### What is expected
Gather up the lines that contain "HDMI".

### Listed entries
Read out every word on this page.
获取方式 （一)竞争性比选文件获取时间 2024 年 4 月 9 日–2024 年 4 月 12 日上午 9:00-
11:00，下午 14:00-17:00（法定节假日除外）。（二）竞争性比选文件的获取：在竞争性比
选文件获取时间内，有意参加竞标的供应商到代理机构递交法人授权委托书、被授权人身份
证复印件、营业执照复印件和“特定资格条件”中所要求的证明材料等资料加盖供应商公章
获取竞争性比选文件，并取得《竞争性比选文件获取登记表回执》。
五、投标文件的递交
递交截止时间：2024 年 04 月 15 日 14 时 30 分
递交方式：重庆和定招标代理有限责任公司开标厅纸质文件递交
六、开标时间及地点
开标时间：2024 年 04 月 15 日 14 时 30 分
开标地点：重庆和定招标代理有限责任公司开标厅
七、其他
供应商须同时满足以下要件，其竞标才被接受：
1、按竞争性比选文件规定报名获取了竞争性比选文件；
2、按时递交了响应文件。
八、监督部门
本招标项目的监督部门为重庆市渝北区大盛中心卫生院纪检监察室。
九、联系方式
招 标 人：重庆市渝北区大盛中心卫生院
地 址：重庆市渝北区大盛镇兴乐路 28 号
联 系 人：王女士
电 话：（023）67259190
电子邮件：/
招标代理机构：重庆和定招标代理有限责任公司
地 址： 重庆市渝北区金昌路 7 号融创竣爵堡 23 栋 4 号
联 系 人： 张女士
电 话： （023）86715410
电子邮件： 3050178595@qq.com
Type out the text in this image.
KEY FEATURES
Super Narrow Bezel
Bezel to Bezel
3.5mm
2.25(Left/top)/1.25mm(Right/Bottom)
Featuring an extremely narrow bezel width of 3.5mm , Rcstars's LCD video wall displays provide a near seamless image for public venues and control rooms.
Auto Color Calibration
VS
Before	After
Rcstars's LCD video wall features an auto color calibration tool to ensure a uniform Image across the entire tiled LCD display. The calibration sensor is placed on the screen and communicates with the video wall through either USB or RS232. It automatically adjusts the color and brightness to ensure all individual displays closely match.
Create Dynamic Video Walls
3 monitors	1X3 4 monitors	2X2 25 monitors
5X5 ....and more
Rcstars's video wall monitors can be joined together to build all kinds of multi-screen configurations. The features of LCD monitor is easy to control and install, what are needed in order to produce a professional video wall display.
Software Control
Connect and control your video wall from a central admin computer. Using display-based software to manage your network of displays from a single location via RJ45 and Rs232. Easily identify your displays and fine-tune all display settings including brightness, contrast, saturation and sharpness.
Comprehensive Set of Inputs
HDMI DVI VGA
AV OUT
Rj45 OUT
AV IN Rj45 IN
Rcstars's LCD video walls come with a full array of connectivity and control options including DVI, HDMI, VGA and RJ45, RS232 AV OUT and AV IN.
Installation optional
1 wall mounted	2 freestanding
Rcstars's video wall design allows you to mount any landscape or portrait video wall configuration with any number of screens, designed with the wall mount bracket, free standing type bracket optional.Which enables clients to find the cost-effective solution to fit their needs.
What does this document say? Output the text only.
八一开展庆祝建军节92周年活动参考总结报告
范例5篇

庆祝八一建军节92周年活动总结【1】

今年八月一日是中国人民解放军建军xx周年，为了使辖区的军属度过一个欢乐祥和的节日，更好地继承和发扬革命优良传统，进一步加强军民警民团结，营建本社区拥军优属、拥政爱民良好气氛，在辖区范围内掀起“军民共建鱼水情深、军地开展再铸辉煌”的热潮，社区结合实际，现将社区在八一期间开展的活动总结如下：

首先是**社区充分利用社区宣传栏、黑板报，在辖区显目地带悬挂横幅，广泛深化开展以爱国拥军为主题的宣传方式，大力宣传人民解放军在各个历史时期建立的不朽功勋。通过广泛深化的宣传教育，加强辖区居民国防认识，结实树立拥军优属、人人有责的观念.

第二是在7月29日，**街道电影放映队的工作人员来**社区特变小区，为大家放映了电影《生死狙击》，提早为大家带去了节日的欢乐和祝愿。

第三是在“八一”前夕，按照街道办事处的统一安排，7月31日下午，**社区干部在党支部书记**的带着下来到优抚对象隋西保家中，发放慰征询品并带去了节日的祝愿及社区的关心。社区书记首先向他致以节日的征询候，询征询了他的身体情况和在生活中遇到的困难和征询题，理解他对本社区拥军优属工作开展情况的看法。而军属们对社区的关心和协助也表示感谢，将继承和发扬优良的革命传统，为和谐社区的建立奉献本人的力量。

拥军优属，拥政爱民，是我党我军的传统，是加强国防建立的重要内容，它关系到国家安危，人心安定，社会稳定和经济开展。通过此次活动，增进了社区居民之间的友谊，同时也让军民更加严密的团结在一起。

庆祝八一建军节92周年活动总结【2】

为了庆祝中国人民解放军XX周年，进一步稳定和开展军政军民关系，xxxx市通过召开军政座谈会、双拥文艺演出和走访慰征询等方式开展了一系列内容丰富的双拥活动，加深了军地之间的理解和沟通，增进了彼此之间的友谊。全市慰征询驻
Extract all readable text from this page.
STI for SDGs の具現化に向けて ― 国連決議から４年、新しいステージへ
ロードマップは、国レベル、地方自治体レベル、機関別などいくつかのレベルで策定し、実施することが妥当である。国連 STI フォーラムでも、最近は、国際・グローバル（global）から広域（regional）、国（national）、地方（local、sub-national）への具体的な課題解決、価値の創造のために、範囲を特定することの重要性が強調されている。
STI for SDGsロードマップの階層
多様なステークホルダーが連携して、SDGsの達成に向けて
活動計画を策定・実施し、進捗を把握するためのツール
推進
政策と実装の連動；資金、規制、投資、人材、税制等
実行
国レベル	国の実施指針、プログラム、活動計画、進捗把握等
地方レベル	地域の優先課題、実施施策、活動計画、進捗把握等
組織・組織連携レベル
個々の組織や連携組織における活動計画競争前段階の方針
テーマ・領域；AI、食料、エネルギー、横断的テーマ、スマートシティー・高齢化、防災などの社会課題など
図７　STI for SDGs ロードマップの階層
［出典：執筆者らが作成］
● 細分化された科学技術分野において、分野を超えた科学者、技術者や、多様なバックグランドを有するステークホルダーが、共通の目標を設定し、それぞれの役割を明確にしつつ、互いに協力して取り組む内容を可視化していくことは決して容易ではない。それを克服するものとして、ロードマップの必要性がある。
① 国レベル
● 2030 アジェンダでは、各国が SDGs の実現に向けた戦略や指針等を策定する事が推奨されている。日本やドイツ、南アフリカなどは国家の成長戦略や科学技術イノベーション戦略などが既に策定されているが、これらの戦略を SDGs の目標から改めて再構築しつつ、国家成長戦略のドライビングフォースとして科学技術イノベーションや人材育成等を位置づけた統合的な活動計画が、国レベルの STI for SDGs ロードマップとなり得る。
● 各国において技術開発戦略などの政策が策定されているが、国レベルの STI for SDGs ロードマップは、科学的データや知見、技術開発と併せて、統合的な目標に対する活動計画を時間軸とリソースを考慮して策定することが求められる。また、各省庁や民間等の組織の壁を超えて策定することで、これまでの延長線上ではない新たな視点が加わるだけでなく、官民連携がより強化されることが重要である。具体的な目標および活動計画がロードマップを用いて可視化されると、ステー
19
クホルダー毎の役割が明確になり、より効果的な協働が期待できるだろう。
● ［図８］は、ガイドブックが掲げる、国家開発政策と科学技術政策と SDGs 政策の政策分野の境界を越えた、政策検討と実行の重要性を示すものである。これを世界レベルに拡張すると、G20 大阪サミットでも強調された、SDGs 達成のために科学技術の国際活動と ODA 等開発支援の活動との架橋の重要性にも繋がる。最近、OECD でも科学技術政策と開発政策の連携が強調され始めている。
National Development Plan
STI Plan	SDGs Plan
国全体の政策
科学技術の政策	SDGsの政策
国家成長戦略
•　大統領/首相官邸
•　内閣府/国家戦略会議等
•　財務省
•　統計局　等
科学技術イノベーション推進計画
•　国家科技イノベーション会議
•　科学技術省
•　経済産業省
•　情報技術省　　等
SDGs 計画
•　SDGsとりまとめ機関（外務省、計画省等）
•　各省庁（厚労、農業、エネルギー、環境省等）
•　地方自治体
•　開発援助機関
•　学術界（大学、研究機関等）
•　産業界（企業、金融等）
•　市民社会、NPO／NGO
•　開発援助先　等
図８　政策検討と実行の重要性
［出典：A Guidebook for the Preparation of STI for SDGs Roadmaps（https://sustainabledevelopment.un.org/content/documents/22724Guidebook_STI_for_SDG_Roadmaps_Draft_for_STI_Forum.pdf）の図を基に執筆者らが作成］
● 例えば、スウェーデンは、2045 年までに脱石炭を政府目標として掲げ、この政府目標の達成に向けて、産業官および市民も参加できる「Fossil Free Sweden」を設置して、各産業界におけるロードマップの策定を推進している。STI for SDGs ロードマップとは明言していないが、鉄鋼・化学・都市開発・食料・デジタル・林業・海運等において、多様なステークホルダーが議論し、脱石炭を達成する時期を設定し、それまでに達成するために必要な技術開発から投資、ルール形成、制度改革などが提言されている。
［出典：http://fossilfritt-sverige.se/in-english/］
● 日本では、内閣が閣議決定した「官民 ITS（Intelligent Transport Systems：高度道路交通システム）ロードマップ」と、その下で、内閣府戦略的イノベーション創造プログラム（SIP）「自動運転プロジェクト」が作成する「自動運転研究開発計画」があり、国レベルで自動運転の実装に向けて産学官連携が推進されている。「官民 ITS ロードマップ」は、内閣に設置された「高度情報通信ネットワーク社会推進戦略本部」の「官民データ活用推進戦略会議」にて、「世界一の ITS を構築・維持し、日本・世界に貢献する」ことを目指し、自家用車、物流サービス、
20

### Output for this task
HDMI DVI VGA
Rcstars's LCD video walls come with a full array of connectivity and control options including DVI, HDMI, VGA and RJ45, RS232 AV OUT and AV IN.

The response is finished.